-- Data extract --
--------------------

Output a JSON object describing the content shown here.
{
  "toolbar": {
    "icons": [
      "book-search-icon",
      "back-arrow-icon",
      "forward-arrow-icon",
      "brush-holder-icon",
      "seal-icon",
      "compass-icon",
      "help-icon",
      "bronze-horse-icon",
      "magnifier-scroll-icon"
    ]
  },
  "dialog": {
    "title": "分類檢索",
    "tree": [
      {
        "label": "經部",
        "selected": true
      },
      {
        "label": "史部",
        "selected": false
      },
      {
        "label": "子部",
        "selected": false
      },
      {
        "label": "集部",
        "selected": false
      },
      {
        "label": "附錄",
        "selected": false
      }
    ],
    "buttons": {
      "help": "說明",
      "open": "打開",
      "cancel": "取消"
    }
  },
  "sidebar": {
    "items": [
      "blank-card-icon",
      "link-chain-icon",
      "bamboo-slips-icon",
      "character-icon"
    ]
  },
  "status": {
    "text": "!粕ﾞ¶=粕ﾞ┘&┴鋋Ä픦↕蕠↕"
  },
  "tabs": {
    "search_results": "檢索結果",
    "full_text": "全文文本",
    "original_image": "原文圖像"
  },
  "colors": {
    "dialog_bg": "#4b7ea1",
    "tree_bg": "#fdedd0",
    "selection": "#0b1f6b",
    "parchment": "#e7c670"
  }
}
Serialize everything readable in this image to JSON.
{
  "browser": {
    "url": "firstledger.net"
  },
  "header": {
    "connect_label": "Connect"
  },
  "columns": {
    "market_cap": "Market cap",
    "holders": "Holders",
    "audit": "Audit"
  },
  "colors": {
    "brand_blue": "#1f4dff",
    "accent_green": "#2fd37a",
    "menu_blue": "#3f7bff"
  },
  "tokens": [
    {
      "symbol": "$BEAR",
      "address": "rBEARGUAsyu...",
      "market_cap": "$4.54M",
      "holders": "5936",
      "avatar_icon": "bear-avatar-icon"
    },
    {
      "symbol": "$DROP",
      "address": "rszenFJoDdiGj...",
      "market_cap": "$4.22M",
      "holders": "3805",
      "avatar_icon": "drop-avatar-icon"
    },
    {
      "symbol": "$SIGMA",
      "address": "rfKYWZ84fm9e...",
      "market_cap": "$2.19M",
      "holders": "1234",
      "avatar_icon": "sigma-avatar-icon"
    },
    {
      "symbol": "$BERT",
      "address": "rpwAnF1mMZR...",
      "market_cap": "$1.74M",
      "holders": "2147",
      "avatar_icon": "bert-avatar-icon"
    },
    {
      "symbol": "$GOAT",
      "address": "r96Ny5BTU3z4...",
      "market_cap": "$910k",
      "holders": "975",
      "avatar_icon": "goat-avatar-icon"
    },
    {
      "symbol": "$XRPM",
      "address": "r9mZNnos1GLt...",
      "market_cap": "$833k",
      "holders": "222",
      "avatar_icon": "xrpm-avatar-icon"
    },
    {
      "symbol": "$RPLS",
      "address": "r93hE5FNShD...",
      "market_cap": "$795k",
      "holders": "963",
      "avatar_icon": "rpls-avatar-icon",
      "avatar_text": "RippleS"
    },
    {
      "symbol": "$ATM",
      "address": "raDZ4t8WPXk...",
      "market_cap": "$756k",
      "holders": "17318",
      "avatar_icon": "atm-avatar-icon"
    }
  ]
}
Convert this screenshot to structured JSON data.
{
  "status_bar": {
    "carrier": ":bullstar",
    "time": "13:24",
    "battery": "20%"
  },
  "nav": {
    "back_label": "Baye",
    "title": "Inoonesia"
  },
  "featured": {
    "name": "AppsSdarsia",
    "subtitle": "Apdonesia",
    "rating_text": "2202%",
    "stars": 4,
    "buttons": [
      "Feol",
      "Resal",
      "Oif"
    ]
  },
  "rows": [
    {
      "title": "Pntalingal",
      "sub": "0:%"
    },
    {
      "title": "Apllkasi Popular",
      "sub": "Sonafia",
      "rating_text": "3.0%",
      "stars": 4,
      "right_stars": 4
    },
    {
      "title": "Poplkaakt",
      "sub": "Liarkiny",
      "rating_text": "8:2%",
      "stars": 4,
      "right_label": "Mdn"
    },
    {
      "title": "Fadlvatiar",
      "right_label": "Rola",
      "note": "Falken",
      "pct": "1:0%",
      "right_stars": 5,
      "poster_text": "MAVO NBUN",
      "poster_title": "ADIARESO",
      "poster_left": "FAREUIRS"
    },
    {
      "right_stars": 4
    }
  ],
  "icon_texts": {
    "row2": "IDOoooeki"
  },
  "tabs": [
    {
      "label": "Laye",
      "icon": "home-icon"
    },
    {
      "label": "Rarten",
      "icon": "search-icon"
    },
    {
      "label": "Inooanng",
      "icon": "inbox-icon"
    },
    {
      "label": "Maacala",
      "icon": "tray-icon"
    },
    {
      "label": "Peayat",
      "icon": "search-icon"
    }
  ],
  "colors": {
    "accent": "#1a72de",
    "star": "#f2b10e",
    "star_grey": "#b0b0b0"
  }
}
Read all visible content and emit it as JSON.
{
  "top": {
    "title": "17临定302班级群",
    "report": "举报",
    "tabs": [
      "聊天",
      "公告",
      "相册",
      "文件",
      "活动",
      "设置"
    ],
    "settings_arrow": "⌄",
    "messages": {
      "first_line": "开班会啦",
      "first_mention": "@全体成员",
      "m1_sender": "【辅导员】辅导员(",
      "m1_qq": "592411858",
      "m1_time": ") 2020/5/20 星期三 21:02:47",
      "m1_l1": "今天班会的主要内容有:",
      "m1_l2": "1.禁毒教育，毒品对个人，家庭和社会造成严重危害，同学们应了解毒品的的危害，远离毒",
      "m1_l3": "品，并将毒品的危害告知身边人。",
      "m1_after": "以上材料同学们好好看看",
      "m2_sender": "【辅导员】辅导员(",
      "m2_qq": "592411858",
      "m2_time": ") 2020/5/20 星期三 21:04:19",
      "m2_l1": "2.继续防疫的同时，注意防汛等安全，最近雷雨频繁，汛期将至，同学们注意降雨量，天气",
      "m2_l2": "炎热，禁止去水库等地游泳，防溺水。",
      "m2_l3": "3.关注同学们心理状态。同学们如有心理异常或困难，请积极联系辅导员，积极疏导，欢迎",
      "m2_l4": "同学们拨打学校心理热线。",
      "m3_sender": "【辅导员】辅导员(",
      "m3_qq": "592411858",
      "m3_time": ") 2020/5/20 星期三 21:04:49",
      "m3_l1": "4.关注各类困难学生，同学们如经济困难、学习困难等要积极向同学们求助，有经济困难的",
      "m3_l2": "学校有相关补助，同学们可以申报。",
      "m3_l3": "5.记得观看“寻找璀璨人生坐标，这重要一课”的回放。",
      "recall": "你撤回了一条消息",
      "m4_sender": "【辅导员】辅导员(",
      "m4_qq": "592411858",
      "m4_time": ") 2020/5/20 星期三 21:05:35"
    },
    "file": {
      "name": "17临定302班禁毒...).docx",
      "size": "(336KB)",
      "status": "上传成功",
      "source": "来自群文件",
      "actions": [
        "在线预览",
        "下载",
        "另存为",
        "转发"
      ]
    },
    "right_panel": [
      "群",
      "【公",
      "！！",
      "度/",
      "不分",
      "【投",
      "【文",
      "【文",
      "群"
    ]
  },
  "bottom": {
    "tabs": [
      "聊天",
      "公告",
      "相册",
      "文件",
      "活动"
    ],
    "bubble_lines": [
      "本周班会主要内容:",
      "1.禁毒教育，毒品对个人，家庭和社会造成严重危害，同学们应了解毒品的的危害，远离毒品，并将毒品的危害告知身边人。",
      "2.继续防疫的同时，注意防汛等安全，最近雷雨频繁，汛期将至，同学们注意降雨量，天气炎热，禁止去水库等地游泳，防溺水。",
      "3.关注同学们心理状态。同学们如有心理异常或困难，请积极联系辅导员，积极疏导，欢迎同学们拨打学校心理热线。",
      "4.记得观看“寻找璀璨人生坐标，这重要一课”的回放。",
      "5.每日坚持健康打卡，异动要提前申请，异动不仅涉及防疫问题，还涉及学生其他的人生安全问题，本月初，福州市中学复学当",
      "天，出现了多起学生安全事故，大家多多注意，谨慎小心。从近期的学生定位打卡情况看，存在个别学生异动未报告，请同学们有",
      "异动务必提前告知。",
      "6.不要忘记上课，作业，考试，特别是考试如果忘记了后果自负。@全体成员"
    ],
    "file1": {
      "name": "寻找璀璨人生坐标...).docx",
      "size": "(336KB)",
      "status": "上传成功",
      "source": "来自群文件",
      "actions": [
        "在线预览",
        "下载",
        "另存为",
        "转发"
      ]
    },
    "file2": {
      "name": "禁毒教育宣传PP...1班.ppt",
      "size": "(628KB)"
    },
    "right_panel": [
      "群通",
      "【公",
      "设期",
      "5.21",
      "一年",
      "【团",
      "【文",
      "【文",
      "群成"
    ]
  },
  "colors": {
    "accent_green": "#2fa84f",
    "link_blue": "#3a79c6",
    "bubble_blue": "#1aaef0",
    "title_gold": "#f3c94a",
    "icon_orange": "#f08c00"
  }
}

--------------------

-- Directions --
From the data above, work out how many lines contain the string "全体成员" and reply with only the number.

-- Reply --
2